[SHORT TASK] Check each line of the material. Copy those containing "JSON".

[Collected data]
----
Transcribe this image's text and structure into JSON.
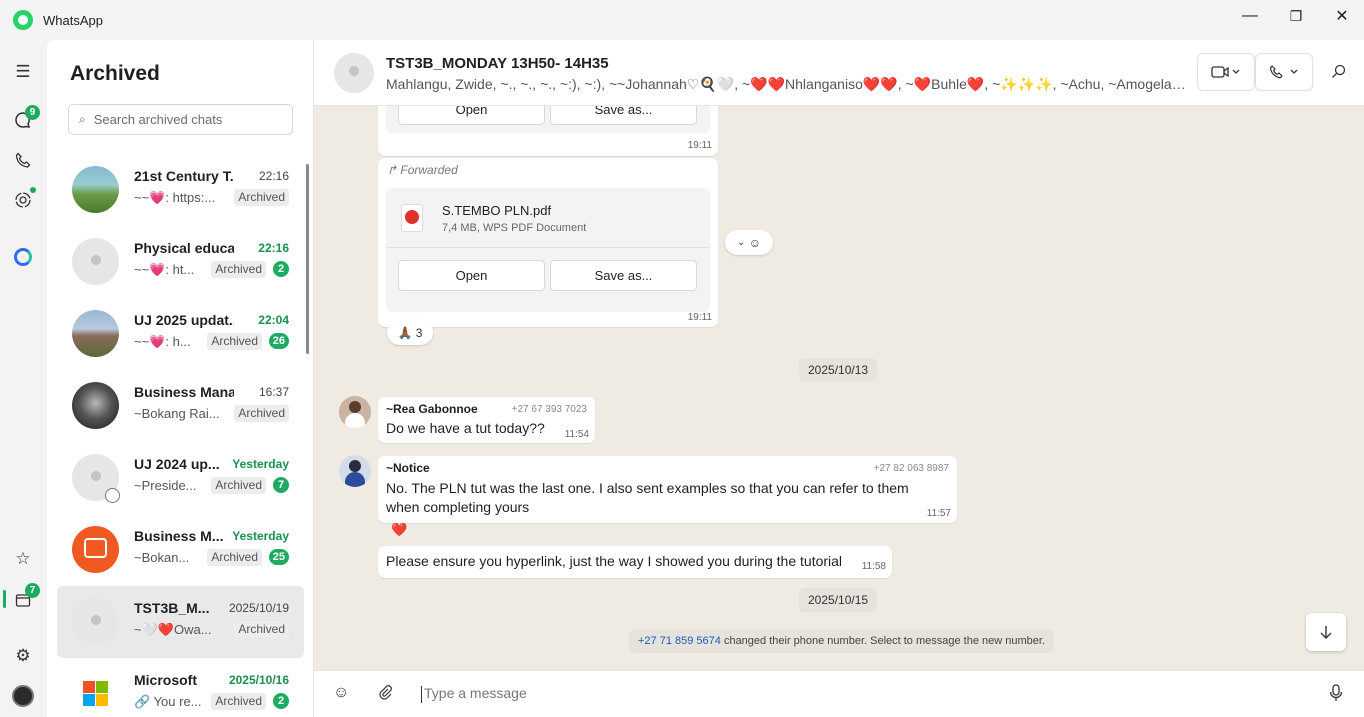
{
  "window": {
    "app_name": "WhatsApp",
    "minimize_icon": "—",
    "maximize_icon": "❐",
    "close_icon": "✕"
  },
  "rail": {
    "chats_badge": "9",
    "archived_badge": "7"
  },
  "archived": {
    "title": "Archived",
    "search_placeholder": "Search archived chats",
    "chats": [
      {
        "name": "21st Century T...",
        "time": "22:16",
        "time_green": false,
        "preview": "~~💗: https:...",
        "tag": "Archived",
        "unread": ""
      },
      {
        "name": "Physical educa...",
        "time": "22:16",
        "time_green": true,
        "preview": "~~💗: ht...",
        "tag": "Archived",
        "unread": "2"
      },
      {
        "name": "UJ 2025 updat...",
        "time": "22:04",
        "time_green": true,
        "preview": "~~💗: h...",
        "tag": "Archived",
        "unread": "26"
      },
      {
        "name": "Business Mana...",
        "time": "16:37",
        "time_green": false,
        "preview": "~Bokang Rai...",
        "tag": "Archived",
        "unread": ""
      },
      {
        "name": "UJ 2024 up...",
        "time": "Yesterday",
        "time_green": true,
        "preview": "~Preside...",
        "tag": "Archived",
        "unread": "7"
      },
      {
        "name": "Business M...",
        "time": "Yesterday",
        "time_green": true,
        "preview": "~Bokan...",
        "tag": "Archived",
        "unread": "25"
      },
      {
        "name": "TST3B_M...",
        "time": "2025/10/19",
        "time_green": false,
        "preview": "~🤍❤️Owa...",
        "tag": "Archived",
        "unread": ""
      },
      {
        "name": "Microsoft",
        "time": "2025/10/16",
        "time_green": true,
        "preview": "🔗 You re...",
        "tag": "Archived",
        "unread": "2"
      }
    ]
  },
  "conversation": {
    "group_name": "TST3B_MONDAY 13H50- 14H35",
    "members": "Mahlangu, Zwide, ~., ~., ~., ~:), ~:), ~~Johannah♡🍳🤍, ~❤️❤️Nhlanganiso❤️❤️, ~❤️Buhle❤️, ~✨✨✨, ~Achu, ~Amogelang,...",
    "top_doc": {
      "open_label": "Open",
      "save_label": "Save as...",
      "time": "19:11"
    },
    "forwarded_doc": {
      "forwarded_label": "Forwarded",
      "file_name": "S.TEMBO PLN.pdf",
      "file_meta": "7,4 MB, WPS PDF Document",
      "open_label": "Open",
      "save_label": "Save as...",
      "time": "19:11",
      "reaction_emoji": "🙏🏾",
      "reaction_count": "3"
    },
    "date1": "2025/10/13",
    "msg1": {
      "sender": "~Rea Gabonnoe",
      "phone": "+27 67 393 7023",
      "text": "Do we have a tut today??",
      "time": "11:54"
    },
    "msg2": {
      "sender": "~Notice",
      "phone": "+27 82 063 8987",
      "text": "No. The PLN tut was the last one. I also sent examples so that you can refer to them when completing yours",
      "time": "11:57",
      "reaction": "❤️"
    },
    "msg3": {
      "text": "Please ensure you hyperlink, just the way I showed you during the tutorial",
      "time": "11:58"
    },
    "date2": "2025/10/15",
    "system": {
      "phone": "+27 71 859 5674",
      "text": " changed their phone number. Select to message the new number."
    },
    "composer_placeholder": "Type a message"
  },
  "colors": {
    "accent": "#1daa61",
    "chat_bg": "#efeae2",
    "sender1": "#1f7a4a",
    "sender2": "#1a7ad9"
  }
}
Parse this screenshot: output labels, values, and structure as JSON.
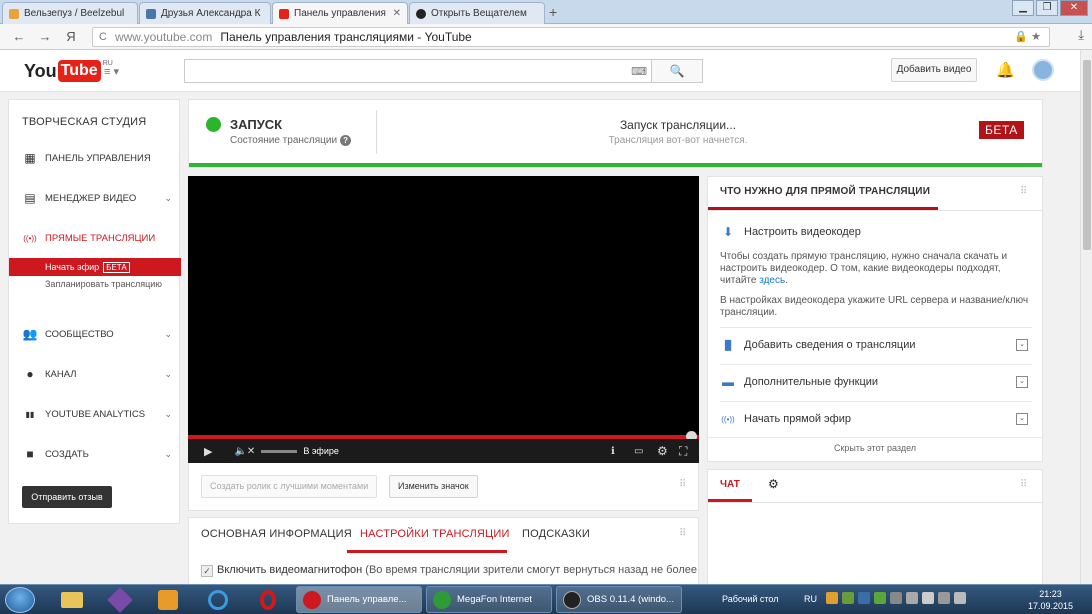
{
  "browser": {
    "tabs": [
      {
        "label": "Вельзепуз / Beelzebul",
        "color": "#e8a33b"
      },
      {
        "label": "Друзья Александра К",
        "color": "#4a76a8"
      },
      {
        "label": "Панель управления т",
        "color": "#e62117"
      },
      {
        "label": "Открыть Вещателем",
        "color": "#222222"
      }
    ],
    "new_tab": "+",
    "window_buttons": {
      "minimize": "▁",
      "maximize": "❐",
      "close": "✕"
    },
    "nav": {
      "back": "←",
      "forward": "→",
      "yandex": "Я",
      "reload": "C"
    },
    "url_host": "www.youtube.com",
    "url_title": "Панель управления трансляциями - YouTube",
    "url_right": "🔒 ★",
    "download": "⤓"
  },
  "header": {
    "logo_you": "You",
    "logo_tube": "Tube",
    "logo_ru": "RU",
    "guide": "≡ ▾",
    "keyboard_icon": "⌨",
    "search_icon": "🔍",
    "add_video": "Добавить видео",
    "bell": "🔔"
  },
  "sidebar": {
    "title": "ТВОРЧЕСКАЯ СТУДИЯ",
    "items": [
      {
        "label": "ПАНЕЛЬ УПРАВЛЕНИЯ",
        "icon": "▦",
        "chevron": ""
      },
      {
        "label": "МЕНЕДЖЕР ВИДЕО",
        "icon": "▤",
        "chevron": "⌄"
      },
      {
        "label": "ПРЯМЫЕ ТРАНСЛЯЦИИ",
        "icon": "((•))",
        "chevron": ""
      },
      {
        "label": "СООБЩЕСТВО",
        "icon": "👥",
        "chevron": "⌄"
      },
      {
        "label": "КАНАЛ",
        "icon": "●",
        "chevron": "⌄"
      },
      {
        "label": "YOUTUBE ANALYTICS",
        "icon": "▮▮",
        "chevron": "⌄"
      },
      {
        "label": "СОЗДАТЬ",
        "icon": "■",
        "chevron": "⌄"
      }
    ],
    "active_sub": "Начать эфир",
    "active_badge": "БЕТА",
    "sub_item": "Запланировать трансляцию",
    "feedback": "Отправить отзыв"
  },
  "status": {
    "title": "ЗАПУСК",
    "subtitle": "Состояние трансляции",
    "help": "?",
    "center_title": "Запуск трансляции...",
    "center_sub": "Трансляция вот-вот начнется.",
    "beta": "БЕТА",
    "state_color": "#2bb52b"
  },
  "player": {
    "play": "▶",
    "volume": "🔈✕",
    "live_label": "В эфире",
    "info": "ℹ",
    "captions": "▭",
    "settings": "⚙",
    "fullscreen": "⛶"
  },
  "below_video": {
    "highlights": "Создать ролик с лучшими моментами",
    "change_thumb": "Изменить значок"
  },
  "tabs": {
    "items": [
      "ОСНОВНАЯ ИНФОРМАЦИЯ",
      "НАСТРОЙКИ ТРАНСЛЯЦИИ",
      "ПОДСКАЗКИ"
    ],
    "active": "НАСТРОЙКИ ТРАНСЛЯЦИИ",
    "checkbox_check": "✓",
    "checkbox_label": "Включить видеомагнитофон",
    "checkbox_hint": "(Во время трансляции зрители смогут вернуться назад не более"
  },
  "right_panel": {
    "title": "ЧТО НУЖНО ДЛЯ ПРЯМОЙ ТРАНСЛЯЦИИ",
    "setup_encoder": "Настроить видеокодер",
    "setup_icon": "⬇",
    "para1": "Чтобы создать прямую трансляцию, нужно сначала скачать и настроить видеокодер. О том, какие видеокодеры подходят, читайте",
    "para1_link": "здесь",
    "para2": "В настройках видеокодера укажите URL сервера и название/ключ трансляции.",
    "rows": [
      {
        "label": "Добавить сведения о трансляции",
        "icon": "▐▌"
      },
      {
        "label": "Дополнительные функции",
        "icon": "▬"
      },
      {
        "label": "Начать прямой эфир",
        "icon": "((•))"
      }
    ],
    "expand": "⌄",
    "hide": "Скрыть этот раздел"
  },
  "chat": {
    "tab": "ЧАТ",
    "gear": "⚙"
  },
  "taskbar": {
    "windows": [
      {
        "label": "Панель управле...",
        "color": "#cc181e"
      },
      {
        "label": "MegaFon Internet",
        "color": "#2e9b3a"
      },
      {
        "label": "OBS 0.11.4 (windo...",
        "color": "#222222"
      }
    ],
    "desktop": "Рабочий стол",
    "lang": "RU",
    "time": "21:23",
    "date": "17.09.2015"
  }
}
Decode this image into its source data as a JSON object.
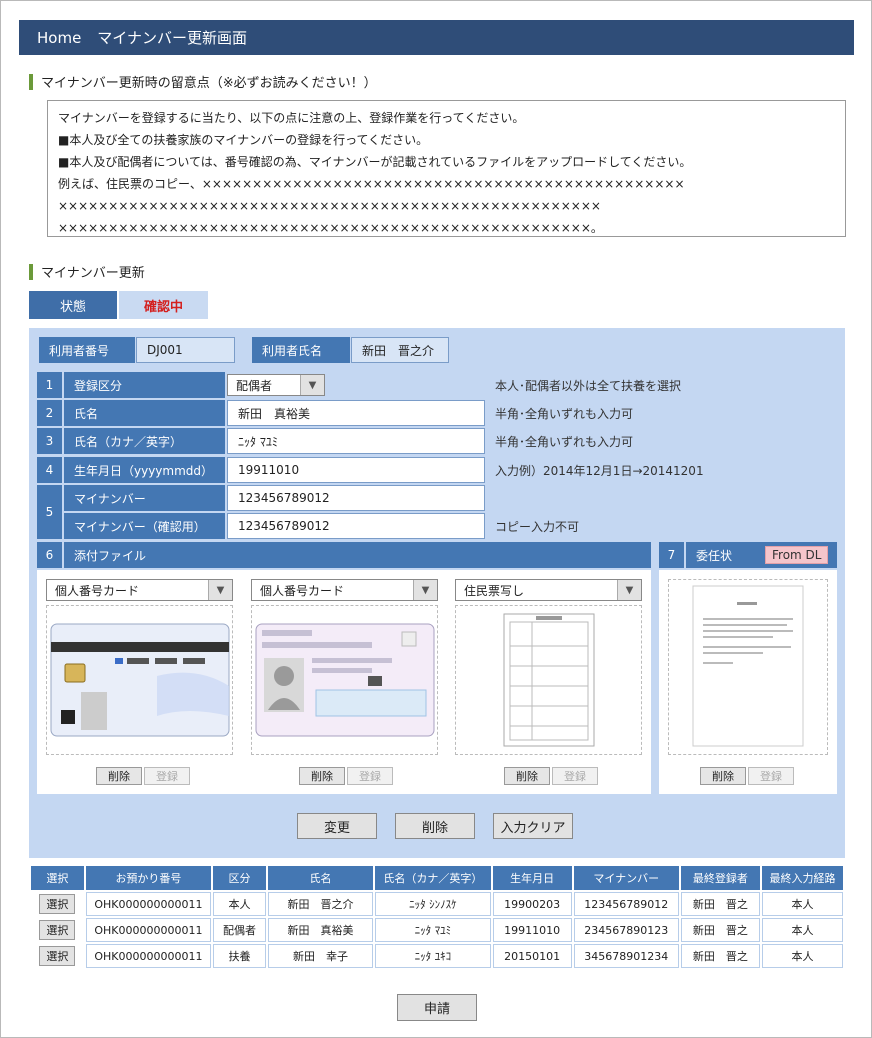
{
  "header": {
    "home": "Home",
    "title": "マイナンバー更新画面"
  },
  "notice": {
    "title": "マイナンバー更新時の留意点（※必ずお読みください！）",
    "lines": [
      "マイナンバーを登録するに当たり、以下の点に注意の上、登録作業を行ってください。",
      "■本人及び全ての扶養家族のマイナンバーの登録を行ってください。",
      "■本人及び配偶者については、番号確認の為、マイナンバーが記載されているファイルをアップロードしてください。",
      " 例えば、住民票のコピー、××××××××××××××××××××××××××××××××××××××××××××××××",
      " ××××××××××××××××××××××××××××××××××××××××××××××××××××××",
      " ×××××××××××××××××××××××××××××××××××××××××××××××××××××。"
    ]
  },
  "section": {
    "title": "マイナンバー更新"
  },
  "status": {
    "label": "状態",
    "value": "確認中"
  },
  "user": {
    "id_label": "利用者番号",
    "id_value": "DJ001",
    "name_label": "利用者氏名",
    "name_value": "新田　晋之介"
  },
  "form": {
    "rows": [
      {
        "num": "1",
        "label": "登録区分",
        "value": "配偶者",
        "hint": "本人･配偶者以外は全て扶養を選択"
      },
      {
        "num": "2",
        "label": "氏名",
        "value": "新田　真裕美",
        "hint": "半角･全角いずれも入力可"
      },
      {
        "num": "3",
        "label": "氏名（カナ／英字）",
        "value": "ﾆｯﾀ ﾏﾕﾐ",
        "hint": "半角･全角いずれも入力可"
      },
      {
        "num": "4",
        "label": "生年月日（yyyymmdd）",
        "value": "19911010",
        "hint": "入力例）2014年12月1日→20141201"
      },
      {
        "num": "5",
        "label": "マイナンバー",
        "value": "123456789012",
        "hint": ""
      },
      {
        "num": "",
        "label": "マイナンバー（確認用）",
        "value": "123456789012",
        "hint": "コピー入力不可"
      }
    ],
    "attach": {
      "num": "6",
      "label": "添付ファイル"
    },
    "proxy": {
      "num": "7",
      "label": "委任状",
      "dl": "From DL"
    },
    "files": [
      {
        "type": "個人番号カード"
      },
      {
        "type": "個人番号カード"
      },
      {
        "type": "住民票写し"
      }
    ],
    "delete_label": "削除",
    "register_label": "登録",
    "buttons": {
      "change": "変更",
      "delete": "削除",
      "clear": "入力クリア"
    }
  },
  "table": {
    "headers": [
      "選択",
      "お預かり番号",
      "区分",
      "氏名",
      "氏名（カナ／英字）",
      "生年月日",
      "マイナンバー",
      "最終登録者",
      "最終入力経路"
    ],
    "select_label": "選択",
    "rows": [
      [
        "OHK000000000011",
        "本人",
        "新田　晋之介",
        "ﾆｯﾀ ｼﾝﾉｽｹ",
        "19900203",
        "123456789012",
        "新田　晋之",
        "本人"
      ],
      [
        "OHK000000000011",
        "配偶者",
        "新田　真裕美",
        "ﾆｯﾀ ﾏﾕﾐ",
        "19911010",
        "234567890123",
        "新田　晋之",
        "本人"
      ],
      [
        "OHK000000000011",
        "扶養",
        "新田　幸子",
        "ﾆｯﾀ ﾕｷｺ",
        "20150101",
        "345678901234",
        "新田　晋之",
        "本人"
      ]
    ]
  },
  "apply_label": "申請"
}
----
[THE OUTPUT]
Transcribe this image's text and structure into JSON.
Parse this screenshot: output labels, values, and structure as JSON.
Decode this image into its source data as a JSON object.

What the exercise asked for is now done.